PROVIDED RECORDS.
## BEGIN

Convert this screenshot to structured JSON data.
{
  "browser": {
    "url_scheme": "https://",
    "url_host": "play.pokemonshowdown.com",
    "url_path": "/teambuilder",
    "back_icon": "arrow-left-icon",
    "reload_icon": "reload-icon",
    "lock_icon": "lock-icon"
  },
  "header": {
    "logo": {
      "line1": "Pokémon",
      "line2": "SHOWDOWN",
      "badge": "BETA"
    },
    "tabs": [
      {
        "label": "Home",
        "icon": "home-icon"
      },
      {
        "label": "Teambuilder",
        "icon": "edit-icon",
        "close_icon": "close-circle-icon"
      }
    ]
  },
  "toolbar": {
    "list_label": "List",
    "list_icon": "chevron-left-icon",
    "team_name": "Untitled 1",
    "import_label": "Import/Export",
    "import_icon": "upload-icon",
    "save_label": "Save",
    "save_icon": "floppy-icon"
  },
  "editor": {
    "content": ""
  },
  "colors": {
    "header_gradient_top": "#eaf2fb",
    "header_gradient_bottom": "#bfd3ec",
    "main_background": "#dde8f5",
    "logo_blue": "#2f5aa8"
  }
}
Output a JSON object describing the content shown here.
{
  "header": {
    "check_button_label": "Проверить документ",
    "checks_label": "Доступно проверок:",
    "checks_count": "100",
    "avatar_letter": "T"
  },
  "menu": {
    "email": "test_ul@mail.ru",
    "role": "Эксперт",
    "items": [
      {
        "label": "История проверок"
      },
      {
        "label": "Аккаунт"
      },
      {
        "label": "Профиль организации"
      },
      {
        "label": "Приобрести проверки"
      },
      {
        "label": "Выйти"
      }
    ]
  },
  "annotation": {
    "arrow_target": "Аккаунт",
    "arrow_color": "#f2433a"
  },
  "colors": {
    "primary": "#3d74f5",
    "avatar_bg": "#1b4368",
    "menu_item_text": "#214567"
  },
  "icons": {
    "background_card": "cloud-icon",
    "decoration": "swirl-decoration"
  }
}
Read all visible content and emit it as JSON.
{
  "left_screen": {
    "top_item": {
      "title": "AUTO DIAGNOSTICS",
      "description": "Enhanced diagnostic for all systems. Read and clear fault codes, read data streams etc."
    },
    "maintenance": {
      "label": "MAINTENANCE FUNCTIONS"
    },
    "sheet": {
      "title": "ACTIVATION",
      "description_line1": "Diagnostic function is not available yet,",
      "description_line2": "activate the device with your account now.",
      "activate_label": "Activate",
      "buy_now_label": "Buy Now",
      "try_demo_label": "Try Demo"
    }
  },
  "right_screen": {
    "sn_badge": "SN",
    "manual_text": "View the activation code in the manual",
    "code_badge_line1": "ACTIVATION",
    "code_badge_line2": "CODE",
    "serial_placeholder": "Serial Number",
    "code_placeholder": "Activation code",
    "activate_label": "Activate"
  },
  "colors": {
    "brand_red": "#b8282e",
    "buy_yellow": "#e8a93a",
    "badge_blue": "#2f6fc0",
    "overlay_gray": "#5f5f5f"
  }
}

## END

EXERCISE DESCRIPTION. Copy each line of the listing in which the word "data" can be found.

ANSWER.
Convert this screenshot to structured JSON data.
      "description": "Enhanced diagnostic for all systems. Read and clear fault codes, read data streams etc."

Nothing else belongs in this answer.